PROVIDED INFORMATION:
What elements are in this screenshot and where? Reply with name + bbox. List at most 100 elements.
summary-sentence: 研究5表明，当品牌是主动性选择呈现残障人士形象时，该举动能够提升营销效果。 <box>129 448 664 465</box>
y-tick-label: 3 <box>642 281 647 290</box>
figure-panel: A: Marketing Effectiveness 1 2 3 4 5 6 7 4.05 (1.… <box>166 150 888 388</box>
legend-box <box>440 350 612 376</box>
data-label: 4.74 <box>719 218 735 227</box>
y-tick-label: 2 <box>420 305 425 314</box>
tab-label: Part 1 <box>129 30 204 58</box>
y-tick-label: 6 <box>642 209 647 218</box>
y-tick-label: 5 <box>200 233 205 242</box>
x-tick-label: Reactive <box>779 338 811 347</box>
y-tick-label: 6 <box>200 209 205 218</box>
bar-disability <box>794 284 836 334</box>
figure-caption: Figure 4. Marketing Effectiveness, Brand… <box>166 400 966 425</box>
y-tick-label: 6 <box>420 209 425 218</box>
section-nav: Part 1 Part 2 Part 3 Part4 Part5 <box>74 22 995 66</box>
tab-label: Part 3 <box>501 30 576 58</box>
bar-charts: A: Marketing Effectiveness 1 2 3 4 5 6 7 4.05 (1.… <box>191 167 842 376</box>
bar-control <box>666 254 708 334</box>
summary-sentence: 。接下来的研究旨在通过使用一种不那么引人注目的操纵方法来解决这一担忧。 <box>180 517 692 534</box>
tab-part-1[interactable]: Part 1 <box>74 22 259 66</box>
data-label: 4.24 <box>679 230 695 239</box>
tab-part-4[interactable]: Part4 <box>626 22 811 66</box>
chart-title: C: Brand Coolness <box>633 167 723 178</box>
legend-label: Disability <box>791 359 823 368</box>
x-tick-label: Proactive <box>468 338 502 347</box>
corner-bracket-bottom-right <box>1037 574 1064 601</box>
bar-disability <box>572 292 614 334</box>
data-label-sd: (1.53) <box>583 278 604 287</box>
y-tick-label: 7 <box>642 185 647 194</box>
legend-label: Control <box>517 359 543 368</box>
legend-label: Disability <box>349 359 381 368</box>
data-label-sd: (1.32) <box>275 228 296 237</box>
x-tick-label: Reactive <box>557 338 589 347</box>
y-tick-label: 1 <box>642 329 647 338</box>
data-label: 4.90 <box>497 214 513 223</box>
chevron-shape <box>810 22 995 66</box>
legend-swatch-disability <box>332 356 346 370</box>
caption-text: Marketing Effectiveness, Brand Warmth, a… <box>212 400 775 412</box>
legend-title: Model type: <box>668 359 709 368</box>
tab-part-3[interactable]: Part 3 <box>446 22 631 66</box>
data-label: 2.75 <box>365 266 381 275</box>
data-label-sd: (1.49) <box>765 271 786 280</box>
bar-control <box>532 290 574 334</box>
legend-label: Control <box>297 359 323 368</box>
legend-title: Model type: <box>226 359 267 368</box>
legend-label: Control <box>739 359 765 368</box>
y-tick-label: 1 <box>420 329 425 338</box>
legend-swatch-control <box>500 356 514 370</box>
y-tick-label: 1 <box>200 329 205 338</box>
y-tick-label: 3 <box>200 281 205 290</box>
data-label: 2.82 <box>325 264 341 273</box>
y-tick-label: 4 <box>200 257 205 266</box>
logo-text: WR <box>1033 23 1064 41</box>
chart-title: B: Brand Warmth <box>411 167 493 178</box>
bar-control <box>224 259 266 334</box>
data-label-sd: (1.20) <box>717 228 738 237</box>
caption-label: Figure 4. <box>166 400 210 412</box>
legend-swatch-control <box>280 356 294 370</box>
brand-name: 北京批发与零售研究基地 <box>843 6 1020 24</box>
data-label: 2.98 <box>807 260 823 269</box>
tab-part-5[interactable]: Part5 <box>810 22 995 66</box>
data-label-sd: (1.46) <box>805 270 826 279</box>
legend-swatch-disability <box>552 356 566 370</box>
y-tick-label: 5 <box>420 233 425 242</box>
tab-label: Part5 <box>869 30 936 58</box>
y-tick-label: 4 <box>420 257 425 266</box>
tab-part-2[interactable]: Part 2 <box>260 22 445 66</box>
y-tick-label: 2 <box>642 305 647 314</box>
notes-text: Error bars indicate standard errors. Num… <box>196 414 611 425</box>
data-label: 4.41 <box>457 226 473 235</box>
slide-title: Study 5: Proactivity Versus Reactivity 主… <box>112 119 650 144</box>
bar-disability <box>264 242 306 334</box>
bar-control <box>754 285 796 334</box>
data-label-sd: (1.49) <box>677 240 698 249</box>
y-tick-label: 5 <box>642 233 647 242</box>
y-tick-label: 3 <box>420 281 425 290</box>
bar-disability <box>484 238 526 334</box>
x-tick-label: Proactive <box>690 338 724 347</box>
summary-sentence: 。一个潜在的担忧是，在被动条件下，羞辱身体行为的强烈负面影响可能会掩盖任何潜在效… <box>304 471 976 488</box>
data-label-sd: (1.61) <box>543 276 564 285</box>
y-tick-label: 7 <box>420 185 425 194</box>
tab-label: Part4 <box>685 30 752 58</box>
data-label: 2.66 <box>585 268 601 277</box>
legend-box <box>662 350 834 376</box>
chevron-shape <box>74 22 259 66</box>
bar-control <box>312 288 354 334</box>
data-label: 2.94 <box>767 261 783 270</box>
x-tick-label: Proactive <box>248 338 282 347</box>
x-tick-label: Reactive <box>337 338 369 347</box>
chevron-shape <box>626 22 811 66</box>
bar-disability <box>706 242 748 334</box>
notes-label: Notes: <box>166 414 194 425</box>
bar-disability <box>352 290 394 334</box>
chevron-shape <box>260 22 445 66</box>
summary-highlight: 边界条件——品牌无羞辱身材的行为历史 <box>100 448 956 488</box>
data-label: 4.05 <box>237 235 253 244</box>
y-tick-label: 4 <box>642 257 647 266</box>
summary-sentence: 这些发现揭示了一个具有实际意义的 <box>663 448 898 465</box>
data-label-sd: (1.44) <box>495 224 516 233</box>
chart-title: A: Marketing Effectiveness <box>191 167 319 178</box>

AIM: Copy out every line of the listing above, word for word.

FULL RESPONSE:
What elements are in this screenshot and where? Reply with name + bbox. List at most 100 elements.
summary-sentence: 研究5表明，当品牌是主动性选择呈现残障人士形象时，该举动能够提升营销效果。 <box>129 448 664 465</box>
y-tick-label: 3 <box>642 281 647 290</box>
figure-panel: A: Marketing Effectiveness 1 2 3 4 5 6 7 4.05 (1.… <box>166 150 888 388</box>
legend-box <box>440 350 612 376</box>
data-label: 4.74 <box>719 218 735 227</box>
y-tick-label: 2 <box>420 305 425 314</box>
tab-label: Part 1 <box>129 30 204 58</box>
y-tick-label: 6 <box>642 209 647 218</box>
y-tick-label: 5 <box>200 233 205 242</box>
x-tick-label: Reactive <box>779 338 811 347</box>
y-tick-label: 6 <box>200 209 205 218</box>
bar-disability <box>794 284 836 334</box>
figure-caption: Figure 4. Marketing Effectiveness, Brand… <box>166 400 966 425</box>
y-tick-label: 6 <box>420 209 425 218</box>
section-nav: Part 1 Part 2 Part 3 Part4 Part5 <box>74 22 995 66</box>
tab-label: Part 3 <box>501 30 576 58</box>
bar-charts: A: Marketing Effectiveness 1 2 3 4 5 6 7 4.05 (1.… <box>191 167 842 376</box>
bar-control <box>666 254 708 334</box>
summary-sentence: 。接下来的研究旨在通过使用一种不那么引人注目的操纵方法来解决这一担忧。 <box>180 517 692 534</box>
tab-part-1[interactable]: Part 1 <box>74 22 259 66</box>
data-label: 4.24 <box>679 230 695 239</box>
tab-part-4[interactable]: Part4 <box>626 22 811 66</box>
chart-title: C: Brand Coolness <box>633 167 723 178</box>
legend-label: Disability <box>791 359 823 368</box>
x-tick-label: Proactive <box>468 338 502 347</box>
corner-bracket-bottom-right <box>1037 574 1064 601</box>
bar-disability <box>572 292 614 334</box>
data-label-sd: (1.53) <box>583 278 604 287</box>
y-tick-label: 7 <box>642 185 647 194</box>
legend-label: Control <box>517 359 543 368</box>
legend-label: Disability <box>349 359 381 368</box>
data-label-sd: (1.32) <box>275 228 296 237</box>
x-tick-label: Reactive <box>557 338 589 347</box>
y-tick-label: 1 <box>642 329 647 338</box>
data-label: 4.90 <box>497 214 513 223</box>
chevron-shape <box>810 22 995 66</box>
legend-swatch-disability <box>332 356 346 370</box>
caption-text: Marketing Effectiveness, Brand Warmth, a… <box>212 400 775 412</box>
legend-title: Model type: <box>668 359 709 368</box>
tab-part-3[interactable]: Part 3 <box>446 22 631 66</box>
data-label: 2.75 <box>365 266 381 275</box>
data-label-sd: (1.49) <box>765 271 786 280</box>
bar-control <box>532 290 574 334</box>
legend-label: Control <box>297 359 323 368</box>
legend-title: Model type: <box>226 359 267 368</box>
legend-label: Control <box>739 359 765 368</box>
y-tick-label: 1 <box>420 329 425 338</box>
legend-swatch-control <box>500 356 514 370</box>
y-tick-label: 1 <box>200 329 205 338</box>
y-tick-label: 3 <box>200 281 205 290</box>
data-label: 2.82 <box>325 264 341 273</box>
y-tick-label: 4 <box>200 257 205 266</box>
logo-text: WR <box>1033 23 1064 41</box>
chart-title: B: Brand Warmth <box>411 167 493 178</box>
bar-control <box>224 259 266 334</box>
data-label-sd: (1.20) <box>717 228 738 237</box>
caption-label: Figure 4. <box>166 400 210 412</box>
legend-swatch-control <box>280 356 294 370</box>
brand-name: 北京批发与零售研究基地 <box>843 6 1020 24</box>
data-label: 2.98 <box>807 260 823 269</box>
tab-part-5[interactable]: Part5 <box>810 22 995 66</box>
data-label-sd: (1.46) <box>805 270 826 279</box>
legend-swatch-disability <box>552 356 566 370</box>
y-tick-label: 5 <box>420 233 425 242</box>
tab-label: Part5 <box>869 30 936 58</box>
y-tick-label: 4 <box>420 257 425 266</box>
tab-part-2[interactable]: Part 2 <box>260 22 445 66</box>
y-tick-label: 2 <box>642 305 647 314</box>
notes-text: Error bars indicate standard errors. Num… <box>196 414 611 425</box>
data-label: 4.41 <box>457 226 473 235</box>
slide-title: Study 5: Proactivity Versus Reactivity 主… <box>112 119 650 144</box>
bar-disability <box>264 242 306 334</box>
bar-control <box>754 285 796 334</box>
data-label-sd: (1.49) <box>677 240 698 249</box>
y-tick-label: 5 <box>642 233 647 242</box>
y-tick-label: 3 <box>420 281 425 290</box>
bar-disability <box>484 238 526 334</box>
x-tick-label: Proactive <box>690 338 724 347</box>
summary-sentence: 。一个潜在的担忧是，在被动条件下，羞辱身体行为的强烈负面影响可能会掩盖任何潜在效… <box>304 471 976 488</box>
data-label-sd: (1.61) <box>543 276 564 285</box>
y-tick-label: 7 <box>420 185 425 194</box>
tab-label: Part4 <box>685 30 752 58</box>
data-label: 2.66 <box>585 268 601 277</box>
legend-box <box>662 350 834 376</box>
chevron-shape <box>74 22 259 66</box>
bar-control <box>312 288 354 334</box>
data-label: 2.94 <box>767 261 783 270</box>
x-tick-label: Proactive <box>248 338 282 347</box>
x-tick-label: Reactive <box>337 338 369 347</box>
chevron-shape <box>626 22 811 66</box>
bar-disability <box>706 242 748 334</box>
notes-label: Notes: <box>166 414 194 425</box>
bar-disability <box>352 290 394 334</box>
chevron-shape <box>260 22 445 66</box>
summary-highlight: 边界条件——品牌无羞辱身材的行为历史 <box>100 448 956 488</box>
data-label: 4.05 <box>237 235 253 244</box>
y-tick-label: 4 <box>642 257 647 266</box>
summary-sentence: 这些发现揭示了一个具有实际意义的 <box>663 448 898 465</box>
data-label-sd: (1.44) <box>495 224 516 233</box>
chart-title: A: Marketing Effectiveness <box>191 167 319 178</box>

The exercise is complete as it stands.